Exercise description =
List every line below that contains the string "Loại", matching case exactly.

Given entries =
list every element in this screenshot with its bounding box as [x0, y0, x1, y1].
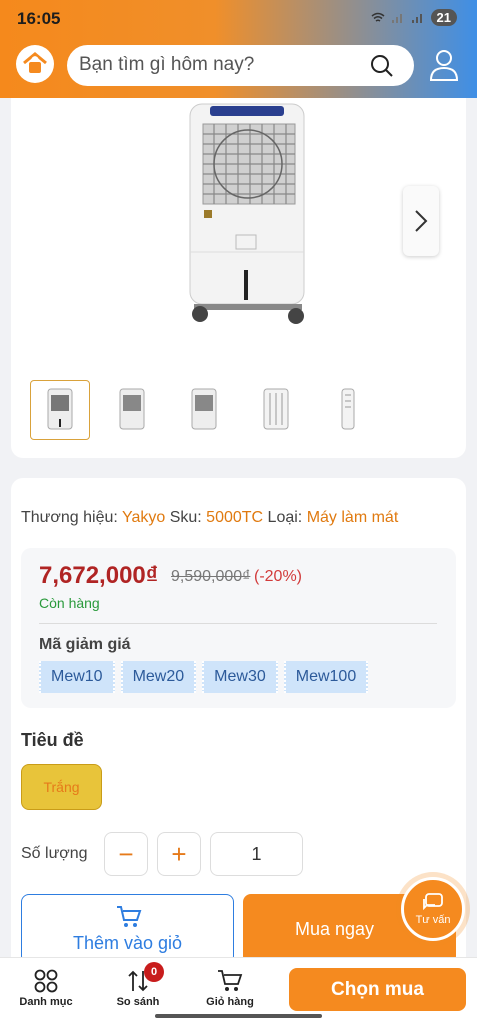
current-price: 7,672,000₫: [39, 562, 159, 589]
thumbnail-4[interactable]: [246, 380, 306, 440]
sku-label: Sku:: [169, 509, 202, 526]
thumbnail-2[interactable]: [102, 380, 162, 440]
thumbnail-3[interactable]: [174, 380, 234, 440]
nav-compare-label: So sánh: [116, 996, 160, 1008]
type-value[interactable]: Máy làm mát: [307, 509, 399, 526]
grid-icon: [34, 969, 58, 993]
product-thumbnail-icon: [263, 388, 289, 430]
coupon-label: Mã giảm giá: [39, 636, 131, 653]
user-icon[interactable]: [428, 48, 460, 82]
signal-icon-2: [411, 13, 422, 23]
product-meta: Thương hiệu: Yakyo Sku: 5000TC Loại: Máy…: [21, 509, 398, 527]
product-info: Thương hiệu: Yakyo Sku: 5000TC Loại: Máy…: [11, 478, 466, 1024]
variant-title: Tiêu đề: [21, 730, 84, 750]
quantity-plus-button[interactable]: +: [157, 832, 201, 876]
nav-compare[interactable]: 0 So sánh: [98, 962, 178, 1008]
chevron-right-icon: [415, 210, 428, 232]
coupon-mew10[interactable]: Mew10: [39, 661, 115, 693]
next-image-button[interactable]: [403, 186, 439, 256]
compare-badge: 0: [144, 962, 164, 982]
home-logo[interactable]: [16, 45, 54, 83]
nav-cart[interactable]: Giỏ hàng: [190, 966, 270, 1008]
coupon-mew30[interactable]: Mew30: [202, 661, 278, 693]
sku-value: 5000TC: [206, 509, 264, 526]
divider: [39, 623, 437, 624]
search-icon[interactable]: [370, 54, 394, 78]
product-gallery: [11, 98, 466, 458]
old-price: 9,590,000₫: [171, 568, 251, 585]
gesture-bar: [155, 1014, 322, 1018]
thumbnail-1[interactable]: [30, 380, 90, 440]
advise-chat-button[interactable]: Tư vấn: [401, 877, 465, 941]
quantity-minus-button[interactable]: −: [104, 832, 148, 876]
price-box: 7,672,000₫ 9,590,000₫ (-20%) Còn hàng Mã…: [21, 548, 456, 708]
brand-value[interactable]: Yakyo: [122, 509, 165, 526]
product-image-air-cooler[interactable]: [176, 100, 326, 330]
thumbnail-5[interactable]: [318, 380, 378, 440]
cart-icon: [218, 970, 243, 991]
stock-status: Còn hàng: [39, 595, 100, 611]
nav-categories[interactable]: Danh mục: [6, 966, 86, 1008]
discount-percent: (-20%): [254, 568, 303, 585]
product-thumbnail-icon: [191, 388, 217, 430]
bottom-nav: Danh mục 0 So sánh Giỏ hàng Chọn mua: [0, 957, 477, 1024]
status-bar: 16:05 21: [0, 0, 477, 34]
status-icons: 21: [371, 9, 457, 26]
product-thumbnail-icon: [119, 388, 145, 430]
top-header: 16:05 21: [0, 0, 477, 98]
nav-cart-label: Giỏ hàng: [206, 996, 254, 1008]
product-thumbnail-icon: [341, 388, 355, 430]
coupon-mew100[interactable]: Mew100: [283, 661, 369, 693]
nav-categories-label: Danh mục: [19, 996, 73, 1008]
wifi-icon: [371, 12, 385, 22]
choose-buy-button[interactable]: Chọn mua: [289, 968, 466, 1011]
battery-badge: 21: [430, 9, 457, 26]
status-time: 16:05: [17, 9, 61, 28]
add-to-cart-button[interactable]: Thêm vào giỏ: [21, 894, 234, 964]
advise-label: Tư vấn: [415, 914, 451, 926]
coupon-mew20[interactable]: Mew20: [120, 661, 197, 693]
brand-label: Thương hiệu:: [21, 509, 118, 526]
search-input[interactable]: [79, 51, 359, 79]
search-bar[interactable]: [67, 45, 414, 86]
quantity-input[interactable]: 1: [210, 832, 303, 876]
product-thumbnail-icon: [47, 388, 73, 430]
shopping-bag-icon: [23, 52, 47, 73]
variant-option-white[interactable]: Trắng: [21, 764, 102, 810]
add-to-cart-label: Thêm vào giỏ: [72, 933, 183, 953]
thumbnail-strip: [30, 380, 378, 440]
chat-icon: [423, 893, 443, 911]
type-label: Loại:: [267, 509, 303, 526]
coupon-list: Mew10 Mew20 Mew30 Mew100: [39, 661, 369, 693]
cart-icon: [117, 906, 142, 927]
signal-icon: [391, 13, 402, 23]
quantity-label: Số lượng: [21, 845, 88, 862]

In response =
product-meta: Thương hiệu: Yakyo Sku: 5000TC Loại: Máy…: [21, 509, 398, 527]
product-info: Thương hiệu: Yakyo Sku: 5000TC Loại: Máy…: [11, 478, 466, 1024]
type-label: Loại:: [267, 509, 303, 526]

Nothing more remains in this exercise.